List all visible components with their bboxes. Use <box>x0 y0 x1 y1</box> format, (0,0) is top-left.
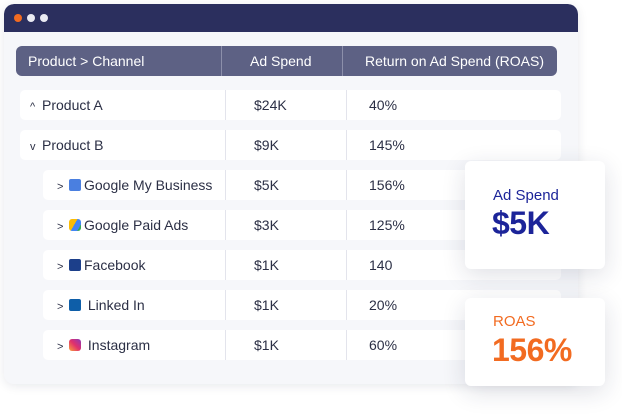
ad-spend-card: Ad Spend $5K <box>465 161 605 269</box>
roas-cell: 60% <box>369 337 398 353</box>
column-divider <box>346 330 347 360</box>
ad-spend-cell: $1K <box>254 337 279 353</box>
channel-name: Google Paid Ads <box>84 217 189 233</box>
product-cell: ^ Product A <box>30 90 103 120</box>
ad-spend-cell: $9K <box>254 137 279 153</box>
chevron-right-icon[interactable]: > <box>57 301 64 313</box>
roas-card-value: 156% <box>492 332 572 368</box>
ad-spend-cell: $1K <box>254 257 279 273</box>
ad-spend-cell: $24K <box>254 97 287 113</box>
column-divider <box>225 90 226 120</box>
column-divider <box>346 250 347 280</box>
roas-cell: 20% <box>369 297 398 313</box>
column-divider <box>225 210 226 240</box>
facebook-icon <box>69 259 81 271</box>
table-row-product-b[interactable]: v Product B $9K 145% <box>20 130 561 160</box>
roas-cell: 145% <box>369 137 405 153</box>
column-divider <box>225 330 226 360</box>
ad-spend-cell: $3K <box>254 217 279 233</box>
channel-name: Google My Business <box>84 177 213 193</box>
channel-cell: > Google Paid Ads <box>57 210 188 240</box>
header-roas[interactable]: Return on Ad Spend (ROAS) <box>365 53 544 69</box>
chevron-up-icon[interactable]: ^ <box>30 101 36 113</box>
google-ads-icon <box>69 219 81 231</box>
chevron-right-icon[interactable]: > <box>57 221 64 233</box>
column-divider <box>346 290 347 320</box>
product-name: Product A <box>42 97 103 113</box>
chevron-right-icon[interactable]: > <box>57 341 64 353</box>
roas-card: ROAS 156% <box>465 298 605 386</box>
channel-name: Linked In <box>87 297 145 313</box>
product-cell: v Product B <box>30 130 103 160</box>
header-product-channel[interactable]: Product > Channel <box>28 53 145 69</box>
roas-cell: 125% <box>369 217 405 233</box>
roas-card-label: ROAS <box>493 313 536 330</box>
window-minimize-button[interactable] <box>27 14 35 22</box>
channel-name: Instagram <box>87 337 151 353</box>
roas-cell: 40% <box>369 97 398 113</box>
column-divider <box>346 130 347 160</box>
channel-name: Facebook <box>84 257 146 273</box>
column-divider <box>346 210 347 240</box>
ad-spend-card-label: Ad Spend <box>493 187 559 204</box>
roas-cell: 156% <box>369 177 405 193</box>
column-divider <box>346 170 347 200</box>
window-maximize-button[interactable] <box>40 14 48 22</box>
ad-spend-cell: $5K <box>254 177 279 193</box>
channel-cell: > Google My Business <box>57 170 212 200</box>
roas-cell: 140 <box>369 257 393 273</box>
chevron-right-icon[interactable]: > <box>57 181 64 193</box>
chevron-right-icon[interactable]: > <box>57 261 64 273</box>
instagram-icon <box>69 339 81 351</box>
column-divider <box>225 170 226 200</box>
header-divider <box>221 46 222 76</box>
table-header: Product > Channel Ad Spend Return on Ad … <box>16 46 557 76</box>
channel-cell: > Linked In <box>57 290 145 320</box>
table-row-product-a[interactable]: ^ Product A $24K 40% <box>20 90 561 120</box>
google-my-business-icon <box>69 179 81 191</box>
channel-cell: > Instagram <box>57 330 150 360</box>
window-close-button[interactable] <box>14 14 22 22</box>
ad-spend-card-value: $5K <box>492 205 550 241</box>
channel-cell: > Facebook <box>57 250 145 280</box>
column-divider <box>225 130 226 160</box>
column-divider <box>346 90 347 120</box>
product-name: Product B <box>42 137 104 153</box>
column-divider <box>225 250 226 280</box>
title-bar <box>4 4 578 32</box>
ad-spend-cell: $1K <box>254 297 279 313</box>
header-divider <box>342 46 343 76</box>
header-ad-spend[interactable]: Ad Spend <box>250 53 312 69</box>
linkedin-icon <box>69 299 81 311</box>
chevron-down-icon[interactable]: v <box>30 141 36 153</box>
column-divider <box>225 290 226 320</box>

--*--

### What the task requires:
Copy out every row above word for word, omitting the picture.

### Response below:
List all visible components with their bboxes. Use <box>x0 y0 x1 y1</box> format, (0,0) is top-left.
ad-spend-card: Ad Spend $5K <box>465 161 605 269</box>
roas-cell: 60% <box>369 337 398 353</box>
column-divider <box>346 330 347 360</box>
ad-spend-cell: $1K <box>254 337 279 353</box>
channel-name: Google Paid Ads <box>84 217 189 233</box>
product-cell: ^ Product A <box>30 90 103 120</box>
ad-spend-cell: $9K <box>254 137 279 153</box>
chevron-right-icon[interactable]: > <box>57 301 64 313</box>
roas-card-value: 156% <box>492 332 572 368</box>
ad-spend-cell: $1K <box>254 257 279 273</box>
ad-spend-cell: $24K <box>254 97 287 113</box>
column-divider <box>225 90 226 120</box>
column-divider <box>346 250 347 280</box>
roas-cell: 20% <box>369 297 398 313</box>
column-divider <box>225 210 226 240</box>
facebook-icon <box>69 259 81 271</box>
table-row-product-b[interactable]: v Product B $9K 145% <box>20 130 561 160</box>
roas-cell: 145% <box>369 137 405 153</box>
column-divider <box>225 330 226 360</box>
ad-spend-cell: $3K <box>254 217 279 233</box>
channel-name: Google My Business <box>84 177 213 193</box>
channel-cell: > Google Paid Ads <box>57 210 188 240</box>
header-roas[interactable]: Return on Ad Spend (ROAS) <box>365 53 544 69</box>
chevron-up-icon[interactable]: ^ <box>30 101 36 113</box>
google-ads-icon <box>69 219 81 231</box>
chevron-right-icon[interactable]: > <box>57 221 64 233</box>
column-divider <box>346 290 347 320</box>
product-name: Product A <box>42 97 103 113</box>
chevron-right-icon[interactable]: > <box>57 341 64 353</box>
roas-card: ROAS 156% <box>465 298 605 386</box>
channel-name: Linked In <box>87 297 145 313</box>
product-cell: v Product B <box>30 130 103 160</box>
header-product-channel[interactable]: Product > Channel <box>28 53 145 69</box>
roas-cell: 125% <box>369 217 405 233</box>
roas-card-label: ROAS <box>493 313 536 330</box>
window-minimize-button[interactable] <box>27 14 35 22</box>
channel-name: Instagram <box>87 337 151 353</box>
roas-cell: 40% <box>369 97 398 113</box>
column-divider <box>346 130 347 160</box>
channel-name: Facebook <box>84 257 146 273</box>
column-divider <box>346 210 347 240</box>
ad-spend-card-label: Ad Spend <box>493 187 559 204</box>
roas-cell: 156% <box>369 177 405 193</box>
column-divider <box>346 170 347 200</box>
window-maximize-button[interactable] <box>40 14 48 22</box>
ad-spend-cell: $5K <box>254 177 279 193</box>
channel-cell: > Google My Business <box>57 170 212 200</box>
roas-cell: 140 <box>369 257 393 273</box>
chevron-right-icon[interactable]: > <box>57 181 64 193</box>
chevron-right-icon[interactable]: > <box>57 261 64 273</box>
instagram-icon <box>69 339 81 351</box>
column-divider <box>225 170 226 200</box>
header-divider <box>221 46 222 76</box>
table-header: Product > Channel Ad Spend Return on Ad … <box>16 46 557 76</box>
channel-cell: > Linked In <box>57 290 145 320</box>
table-row-product-a[interactable]: ^ Product A $24K 40% <box>20 90 561 120</box>
google-my-business-icon <box>69 179 81 191</box>
channel-cell: > Instagram <box>57 330 150 360</box>
window-close-button[interactable] <box>14 14 22 22</box>
ad-spend-card-value: $5K <box>492 205 550 241</box>
channel-cell: > Facebook <box>57 250 145 280</box>
column-divider <box>225 130 226 160</box>
column-divider <box>346 90 347 120</box>
product-name: Product B <box>42 137 104 153</box>
column-divider <box>225 250 226 280</box>
title-bar <box>4 4 578 32</box>
ad-spend-cell: $1K <box>254 297 279 313</box>
header-divider <box>342 46 343 76</box>
header-ad-spend[interactable]: Ad Spend <box>250 53 312 69</box>
linkedin-icon <box>69 299 81 311</box>
chevron-down-icon[interactable]: v <box>30 141 36 153</box>
column-divider <box>225 290 226 320</box>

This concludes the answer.